---- SUPPLIED DATA
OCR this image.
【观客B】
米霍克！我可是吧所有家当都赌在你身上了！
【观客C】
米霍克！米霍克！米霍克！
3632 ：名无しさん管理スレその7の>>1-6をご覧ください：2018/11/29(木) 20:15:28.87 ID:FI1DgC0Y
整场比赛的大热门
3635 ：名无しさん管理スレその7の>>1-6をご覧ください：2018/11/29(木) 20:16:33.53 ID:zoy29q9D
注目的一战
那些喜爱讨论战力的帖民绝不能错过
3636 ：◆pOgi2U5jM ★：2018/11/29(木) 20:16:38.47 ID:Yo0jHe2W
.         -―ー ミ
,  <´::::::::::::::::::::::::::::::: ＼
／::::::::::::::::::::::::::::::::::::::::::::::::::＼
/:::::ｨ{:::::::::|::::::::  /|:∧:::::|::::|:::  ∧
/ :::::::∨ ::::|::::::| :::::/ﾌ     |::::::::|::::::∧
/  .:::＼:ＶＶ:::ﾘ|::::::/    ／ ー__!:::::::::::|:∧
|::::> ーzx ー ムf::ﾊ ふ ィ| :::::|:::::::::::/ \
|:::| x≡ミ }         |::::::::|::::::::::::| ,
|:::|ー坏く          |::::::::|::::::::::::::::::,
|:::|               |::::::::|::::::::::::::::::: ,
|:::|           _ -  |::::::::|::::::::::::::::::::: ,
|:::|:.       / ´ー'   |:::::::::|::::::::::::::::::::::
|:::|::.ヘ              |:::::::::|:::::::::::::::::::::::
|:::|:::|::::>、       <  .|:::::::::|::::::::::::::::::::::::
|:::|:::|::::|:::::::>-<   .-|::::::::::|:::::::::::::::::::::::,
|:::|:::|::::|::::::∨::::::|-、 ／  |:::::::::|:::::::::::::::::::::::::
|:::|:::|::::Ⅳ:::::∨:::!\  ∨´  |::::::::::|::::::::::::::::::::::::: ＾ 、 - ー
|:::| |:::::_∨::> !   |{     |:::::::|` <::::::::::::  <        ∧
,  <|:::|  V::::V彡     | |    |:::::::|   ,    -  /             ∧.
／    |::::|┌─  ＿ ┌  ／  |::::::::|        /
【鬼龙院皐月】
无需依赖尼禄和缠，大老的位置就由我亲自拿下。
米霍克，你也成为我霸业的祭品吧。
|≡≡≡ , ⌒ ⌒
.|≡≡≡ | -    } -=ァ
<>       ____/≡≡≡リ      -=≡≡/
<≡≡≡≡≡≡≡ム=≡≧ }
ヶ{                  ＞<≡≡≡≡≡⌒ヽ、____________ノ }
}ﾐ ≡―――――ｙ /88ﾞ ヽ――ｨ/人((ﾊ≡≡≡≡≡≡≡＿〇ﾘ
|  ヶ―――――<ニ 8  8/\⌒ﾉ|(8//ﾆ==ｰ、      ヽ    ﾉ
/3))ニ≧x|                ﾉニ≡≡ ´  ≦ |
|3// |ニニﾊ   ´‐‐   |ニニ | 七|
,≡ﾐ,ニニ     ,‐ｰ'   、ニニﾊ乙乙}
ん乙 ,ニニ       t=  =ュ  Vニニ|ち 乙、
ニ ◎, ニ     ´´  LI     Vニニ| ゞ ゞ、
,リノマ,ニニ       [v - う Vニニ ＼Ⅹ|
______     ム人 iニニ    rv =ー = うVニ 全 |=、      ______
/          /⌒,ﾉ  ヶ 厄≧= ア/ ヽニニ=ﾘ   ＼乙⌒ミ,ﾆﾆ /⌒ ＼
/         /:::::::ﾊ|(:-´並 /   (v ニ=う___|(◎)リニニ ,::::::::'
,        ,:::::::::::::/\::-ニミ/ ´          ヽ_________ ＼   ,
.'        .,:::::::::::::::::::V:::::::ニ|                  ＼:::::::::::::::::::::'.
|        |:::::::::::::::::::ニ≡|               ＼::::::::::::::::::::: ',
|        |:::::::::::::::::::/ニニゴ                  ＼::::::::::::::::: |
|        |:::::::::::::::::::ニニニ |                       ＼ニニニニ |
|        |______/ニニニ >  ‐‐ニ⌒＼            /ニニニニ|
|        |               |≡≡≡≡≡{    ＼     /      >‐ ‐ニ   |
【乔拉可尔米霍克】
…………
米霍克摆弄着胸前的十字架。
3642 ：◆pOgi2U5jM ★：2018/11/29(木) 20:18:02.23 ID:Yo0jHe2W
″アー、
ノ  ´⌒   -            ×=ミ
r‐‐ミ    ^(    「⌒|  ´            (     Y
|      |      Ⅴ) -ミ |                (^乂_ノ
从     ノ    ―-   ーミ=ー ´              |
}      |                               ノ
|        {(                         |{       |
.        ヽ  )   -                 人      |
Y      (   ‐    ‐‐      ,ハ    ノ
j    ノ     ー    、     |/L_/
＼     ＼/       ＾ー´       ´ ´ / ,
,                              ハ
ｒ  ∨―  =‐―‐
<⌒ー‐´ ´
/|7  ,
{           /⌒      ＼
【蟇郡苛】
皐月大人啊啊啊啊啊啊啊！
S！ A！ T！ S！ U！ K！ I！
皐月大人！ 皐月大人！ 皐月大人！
--------
Please reproduce all of the entries exactly as they stand.

OCR this image.
【观客B】
米霍克！我可是吧所有家当都赌在你身上了！
【观客C】
米霍克！米霍克！米霍克！
3632 ：名无しさん管理スレその7の>>1-6をご覧ください：2018/11/29(木) 20:15:28.87 ID:FI1DgC0Y
整场比赛的大热门
3635 ：名无しさん管理スレその7の>>1-6をご覧ください：2018/11/29(木) 20:16:33.53 ID:zoy29q9D
注目的一战
那些喜爱讨论战力的帖民绝不能错过
3636 ：◆pOgi2U5jM ★：2018/11/29(木) 20:16:38.47 ID:Yo0jHe2W
.         -―ー ミ
,  <´::::::::::::::::::::::::::::::: ＼
／::::::::::::::::::::::::::::::::::::::::::::::::::＼
/:::::ｨ{:::::::::|::::::::  /|:∧:::::|::::|:::  ∧
/ :::::::∨ ::::|::::::| :::::/ﾌ     |::::::::|::::::∧
/  .:::＼:ＶＶ:::ﾘ|::::::/    ／ ー__!:::::::::::|:∧
|::::> ーzx ー ムf::ﾊ ふ ィ| :::::|:::::::::::/ \
|:::| x≡ミ }         |::::::::|::::::::::::| ,
|:::|ー坏く          |::::::::|::::::::::::::::::,
|:::|               |::::::::|::::::::::::::::::: ,
|:::|           _ -  |::::::::|::::::::::::::::::::: ,
|:::|:.       / ´ー'   |:::::::::|::::::::::::::::::::::
|:::|::.ヘ              |:::::::::|:::::::::::::::::::::::
|:::|:::|::::>、       <  .|:::::::::|::::::::::::::::::::::::
|:::|:::|::::|:::::::>-<   .-|::::::::::|:::::::::::::::::::::::,
|:::|:::|::::|::::::∨::::::|-、 ／  |:::::::::|:::::::::::::::::::::::::
|:::|:::|::::Ⅳ:::::∨:::!\  ∨´  |::::::::::|::::::::::::::::::::::::: ＾ 、 - ー
|:::| |:::::_∨::> !   |{     |:::::::|` <::::::::::::  <        ∧
,  <|:::|  V::::V彡     | |    |:::::::|   ,    -  /             ∧.
／    |::::|┌─  ＿ ┌  ／  |::::::::|        /
【鬼龙院皐月】
无需依赖尼禄和缠，大老的位置就由我亲自拿下。
米霍克，你也成为我霸业的祭品吧。
|≡≡≡ , ⌒ ⌒
.|≡≡≡ | -    } -=ァ
<>       ____/≡≡≡リ      -=≡≡/
<≡≡≡≡≡≡≡ム=≡≧ }
ヶ{                  ＞<≡≡≡≡≡⌒ヽ、____________ノ }
}ﾐ ≡―――――ｙ /88ﾞ ヽ――ｨ/人((ﾊ≡≡≡≡≡≡≡＿〇ﾘ
|  ヶ―――――<ニ 8  8/\⌒ﾉ|(8//ﾆ==ｰ、      ヽ    ﾉ
/3))ニ≧x|                ﾉニ≡≡ ´  ≦ |
|3// |ニニﾊ   ´‐‐   |ニニ | 七|
,≡ﾐ,ニニ     ,‐ｰ'   、ニニﾊ乙乙}
ん乙 ,ニニ       t=  =ュ  Vニニ|ち 乙、
ニ ◎, ニ     ´´  LI     Vニニ| ゞ ゞ、
,リノマ,ニニ       [v - う Vニニ ＼Ⅹ|
______     ム人 iニニ    rv =ー = うVニ 全 |=、      ______
/          /⌒,ﾉ  ヶ 厄≧= ア/ ヽニニ=ﾘ   ＼乙⌒ミ,ﾆﾆ /⌒ ＼
/         /:::::::ﾊ|(:-´並 /   (v ニ=う___|(◎)リニニ ,::::::::'
,        ,:::::::::::::/\::-ニミ/ ´          ヽ_________ ＼   ,
.'        .,:::::::::::::::::::V:::::::ニ|                  ＼:::::::::::::::::::::'.
|        |:::::::::::::::::::ニ≡|               ＼::::::::::::::::::::: ',
|        |:::::::::::::::::::/ニニゴ                  ＼::::::::::::::::: |
|        |:::::::::::::::::::ニニニ |                       ＼ニニニニ |
|        |______/ニニニ >  ‐‐ニ⌒＼            /ニニニニ|
|        |               |≡≡≡≡≡{    ＼     /      >‐ ‐ニ   |
【乔拉可尔米霍克】
…………
米霍克摆弄着胸前的十字架。
3642 ：◆pOgi2U5jM ★：2018/11/29(木) 20:18:02.23 ID:Yo0jHe2W
″アー、
ノ  ´⌒   -            ×=ミ
r‐‐ミ    ^(    「⌒|  ´            (     Y
|      |      Ⅴ) -ミ |                (^乂_ノ
从     ノ    ―-   ーミ=ー ´              |
}      |                               ノ
|        {(                         |{       |
.        ヽ  )   -                 人      |
Y      (   ‐    ‐‐      ,ハ    ノ
j    ノ     ー    、     |/L_/
＼     ＼/       ＾ー´       ´ ´ / ,
,                              ハ
ｒ  ∨―  =‐―‐
<⌒ー‐´ ´
/|7  ,
{           /⌒      ＼
【蟇郡苛】
皐月大人啊啊啊啊啊啊啊！
S！ A！ T！ S！ U！ K！ I！
皐月大人！ 皐月大人！ 皐月大人！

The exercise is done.